• [GOAL] Count the lines in the items below that contain the string "dialog", matching case exactly. Reply with the number alone.

• [EXERCISE DATA]

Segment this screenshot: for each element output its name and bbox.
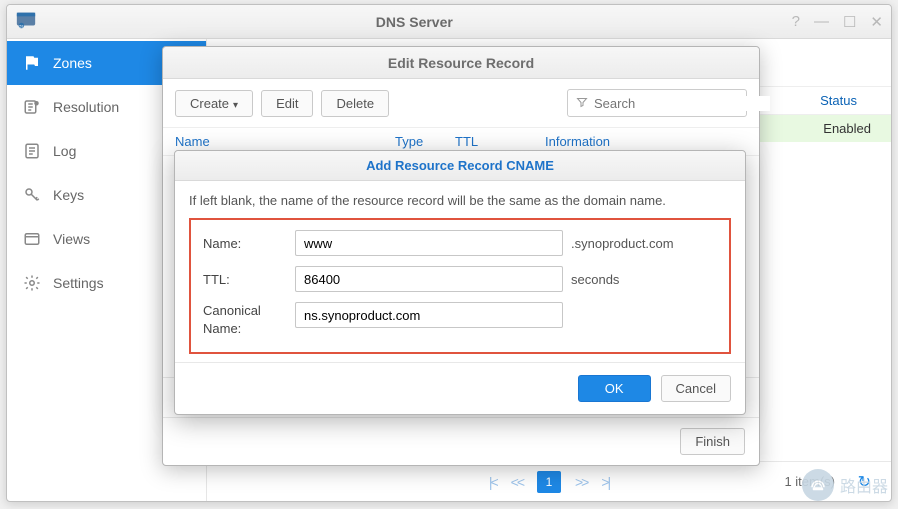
pager-next-icon[interactable]: >> [575, 474, 587, 490]
domain-suffix: .synoproduct.com [571, 236, 674, 251]
label-name: Name: [203, 236, 295, 251]
sidebar-item-label: Views [53, 231, 90, 247]
watermark: 路由器 [802, 469, 888, 501]
label-ttl: TTL: [203, 272, 295, 287]
pager-prev-icon[interactable]: << [511, 474, 523, 490]
cancel-button[interactable]: Cancel [661, 375, 731, 402]
column-type[interactable]: Type [395, 134, 455, 149]
key-icon [23, 186, 41, 204]
sidebar-item-label: Zones [53, 55, 92, 71]
edit-record-button[interactable]: Edit [261, 90, 313, 117]
window-title: DNS Server [37, 14, 792, 30]
pager-current-page[interactable]: 1 [537, 471, 561, 493]
maximize-icon[interactable]: ☐ [843, 13, 856, 31]
sidebar-item-label: Keys [53, 187, 84, 203]
search-input[interactable] [594, 96, 770, 111]
svg-text:53: 53 [19, 24, 23, 28]
create-record-button[interactable]: Create▾ [175, 90, 253, 117]
gear-icon [23, 274, 41, 292]
sidebar-item-label: Resolution [53, 99, 119, 115]
chevron-down-icon: ▾ [233, 100, 238, 111]
resolution-icon [23, 98, 41, 116]
minimize-icon[interactable]: — [814, 13, 829, 31]
sidebar-item-label: Log [53, 143, 76, 159]
titlebar: 53 DNS Server ? — ☐ ✕ [7, 5, 891, 39]
pager-first-icon[interactable]: |< [489, 474, 497, 490]
canonical-name-input[interactable] [295, 302, 563, 328]
name-input[interactable] [295, 230, 563, 256]
app-icon: 53 [15, 9, 37, 34]
column-ttl[interactable]: TTL [455, 134, 545, 149]
label-canonical: Canonical Name: [203, 302, 295, 338]
ttl-input[interactable] [295, 266, 563, 292]
filter-icon [576, 96, 588, 111]
delete-record-button[interactable]: Delete [321, 90, 389, 117]
dialog-title: Edit Resource Record [163, 47, 759, 79]
records-toolbar: Create▾ Edit Delete [163, 79, 759, 127]
zone-status-value: Enabled [823, 121, 871, 136]
sidebar-item-label: Settings [53, 275, 104, 291]
records-footer: Finish [163, 417, 759, 465]
help-icon[interactable]: ? [792, 13, 800, 31]
window-controls: ? — ☐ ✕ [792, 13, 883, 31]
column-name[interactable]: Name [175, 134, 395, 149]
dialog-title: Add Resource Record CNAME [175, 151, 745, 181]
router-icon [802, 469, 834, 501]
flag-icon [23, 54, 41, 72]
column-information[interactable]: Information [545, 134, 747, 149]
hint-text: If left blank, the name of the resource … [189, 193, 731, 208]
ok-button[interactable]: OK [578, 375, 651, 402]
finish-button[interactable]: Finish [680, 428, 745, 455]
pager-last-icon[interactable]: >| [601, 474, 609, 490]
add-cname-dialog: Add Resource Record CNAME If left blank,… [174, 150, 746, 415]
form-highlight: Name: .synoproduct.com TTL: seconds Cano… [189, 218, 731, 354]
search-field[interactable] [567, 89, 747, 117]
views-icon [23, 230, 41, 248]
ttl-unit: seconds [571, 272, 619, 287]
cname-footer: OK Cancel [175, 362, 745, 414]
watermark-text: 路由器 [840, 473, 888, 497]
main-pager: |< << 1 >> >| 1 item(s) ↻ [207, 461, 891, 501]
close-icon[interactable]: ✕ [870, 13, 883, 31]
log-icon [23, 142, 41, 160]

• [EXERCISE RESPONSE] 3